### PROBLEM REQUIREMENTS:
Every line containing the word "выключатель" needs to be found and copied.
::: DATA TO PROCESS
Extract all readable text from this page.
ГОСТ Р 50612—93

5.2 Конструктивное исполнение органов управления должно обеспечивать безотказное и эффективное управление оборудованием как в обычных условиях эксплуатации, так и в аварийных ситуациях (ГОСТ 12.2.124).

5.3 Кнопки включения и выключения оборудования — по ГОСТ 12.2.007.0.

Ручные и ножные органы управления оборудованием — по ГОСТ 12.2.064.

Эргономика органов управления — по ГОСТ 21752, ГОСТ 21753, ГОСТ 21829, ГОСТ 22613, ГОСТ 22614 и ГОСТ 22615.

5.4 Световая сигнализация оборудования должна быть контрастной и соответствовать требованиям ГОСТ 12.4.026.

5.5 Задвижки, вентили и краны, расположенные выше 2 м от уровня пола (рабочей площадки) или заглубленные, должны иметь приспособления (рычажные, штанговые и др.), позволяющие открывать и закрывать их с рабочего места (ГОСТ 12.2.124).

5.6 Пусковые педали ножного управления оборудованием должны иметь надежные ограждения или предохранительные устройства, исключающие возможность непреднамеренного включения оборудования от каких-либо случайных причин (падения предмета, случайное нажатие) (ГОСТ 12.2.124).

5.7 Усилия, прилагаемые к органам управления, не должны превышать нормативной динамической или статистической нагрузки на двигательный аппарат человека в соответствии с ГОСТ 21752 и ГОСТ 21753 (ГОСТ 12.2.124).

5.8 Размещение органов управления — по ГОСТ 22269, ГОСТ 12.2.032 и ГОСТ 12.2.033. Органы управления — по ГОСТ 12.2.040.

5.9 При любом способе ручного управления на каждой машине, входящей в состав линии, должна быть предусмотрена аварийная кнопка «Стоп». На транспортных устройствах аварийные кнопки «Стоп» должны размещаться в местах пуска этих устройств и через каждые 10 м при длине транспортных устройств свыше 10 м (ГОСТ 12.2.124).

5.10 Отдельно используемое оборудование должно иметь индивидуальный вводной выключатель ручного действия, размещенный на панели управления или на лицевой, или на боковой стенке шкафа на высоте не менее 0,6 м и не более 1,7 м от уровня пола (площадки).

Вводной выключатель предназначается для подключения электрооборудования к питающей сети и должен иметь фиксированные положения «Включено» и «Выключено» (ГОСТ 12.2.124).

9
::::::
### REPLY:
5.10 Отдельно используемое оборудование должно иметь индивидуальный вводной выключатель ручного действия, размещенный на панели управления или на лицевой, или на боковой стенке шкафа на высоте не менее 0,6 м и не более 1,7 м от уровня пола (площадки).
Вводной выключатель предназначается для подключения электрооборудования к питающей сети и должен иметь фиксированные положения «Включено» и «Выключено» (ГОСТ 12.2.124).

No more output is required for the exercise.